- [Collected data entries]
= = = = =

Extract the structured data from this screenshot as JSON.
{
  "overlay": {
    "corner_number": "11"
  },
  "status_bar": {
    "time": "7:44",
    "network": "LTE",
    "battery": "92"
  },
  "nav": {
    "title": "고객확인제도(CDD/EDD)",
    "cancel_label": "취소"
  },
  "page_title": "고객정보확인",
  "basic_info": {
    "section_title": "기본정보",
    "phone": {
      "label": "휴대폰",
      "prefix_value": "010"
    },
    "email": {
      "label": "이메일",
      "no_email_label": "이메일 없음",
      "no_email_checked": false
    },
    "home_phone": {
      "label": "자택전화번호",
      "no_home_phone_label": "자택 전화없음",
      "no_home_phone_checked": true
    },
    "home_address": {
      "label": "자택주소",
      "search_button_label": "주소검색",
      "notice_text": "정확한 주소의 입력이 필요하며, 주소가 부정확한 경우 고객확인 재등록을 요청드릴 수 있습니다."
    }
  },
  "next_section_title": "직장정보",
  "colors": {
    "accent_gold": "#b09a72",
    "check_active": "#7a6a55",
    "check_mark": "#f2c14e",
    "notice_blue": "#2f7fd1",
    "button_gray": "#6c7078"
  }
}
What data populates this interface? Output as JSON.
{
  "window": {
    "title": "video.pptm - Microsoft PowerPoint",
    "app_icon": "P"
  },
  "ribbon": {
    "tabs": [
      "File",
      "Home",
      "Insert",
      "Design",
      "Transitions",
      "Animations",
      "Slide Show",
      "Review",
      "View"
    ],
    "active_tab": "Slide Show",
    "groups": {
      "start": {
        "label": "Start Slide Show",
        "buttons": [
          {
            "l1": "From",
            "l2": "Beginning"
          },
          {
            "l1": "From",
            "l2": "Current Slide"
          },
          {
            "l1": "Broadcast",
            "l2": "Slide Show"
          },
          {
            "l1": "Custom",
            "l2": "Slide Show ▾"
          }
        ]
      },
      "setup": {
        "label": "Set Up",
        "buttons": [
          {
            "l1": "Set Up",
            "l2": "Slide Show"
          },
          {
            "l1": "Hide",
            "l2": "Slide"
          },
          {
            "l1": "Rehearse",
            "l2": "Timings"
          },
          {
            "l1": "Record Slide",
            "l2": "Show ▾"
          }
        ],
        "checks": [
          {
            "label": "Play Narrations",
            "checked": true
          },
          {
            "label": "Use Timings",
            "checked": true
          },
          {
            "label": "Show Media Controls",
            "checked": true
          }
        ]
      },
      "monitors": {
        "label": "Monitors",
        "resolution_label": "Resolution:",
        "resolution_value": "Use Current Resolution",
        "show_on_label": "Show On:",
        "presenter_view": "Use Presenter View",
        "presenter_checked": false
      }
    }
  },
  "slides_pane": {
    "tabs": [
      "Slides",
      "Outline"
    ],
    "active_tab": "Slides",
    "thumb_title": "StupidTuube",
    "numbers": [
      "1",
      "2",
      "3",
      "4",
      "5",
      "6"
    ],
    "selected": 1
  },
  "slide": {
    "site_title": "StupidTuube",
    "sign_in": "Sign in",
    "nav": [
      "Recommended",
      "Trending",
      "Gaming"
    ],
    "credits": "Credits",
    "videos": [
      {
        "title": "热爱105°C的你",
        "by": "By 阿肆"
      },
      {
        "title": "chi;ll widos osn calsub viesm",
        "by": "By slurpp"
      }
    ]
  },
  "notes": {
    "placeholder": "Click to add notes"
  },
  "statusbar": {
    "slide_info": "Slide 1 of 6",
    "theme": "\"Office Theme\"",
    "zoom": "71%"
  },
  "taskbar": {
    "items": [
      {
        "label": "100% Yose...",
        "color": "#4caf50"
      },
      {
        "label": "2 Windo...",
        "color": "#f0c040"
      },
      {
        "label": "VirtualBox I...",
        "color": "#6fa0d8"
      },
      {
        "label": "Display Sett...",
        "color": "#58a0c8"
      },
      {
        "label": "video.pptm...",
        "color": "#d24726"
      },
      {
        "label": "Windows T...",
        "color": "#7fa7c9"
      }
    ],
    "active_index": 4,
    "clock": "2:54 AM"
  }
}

= = = = =

- [GIVEN TASK] Each line that holds the word "JSON" is to be copied.

- [SOLUTION BELOW]
Extract the structured data from this screenshot as JSON.
What data populates this interface? Output as JSON.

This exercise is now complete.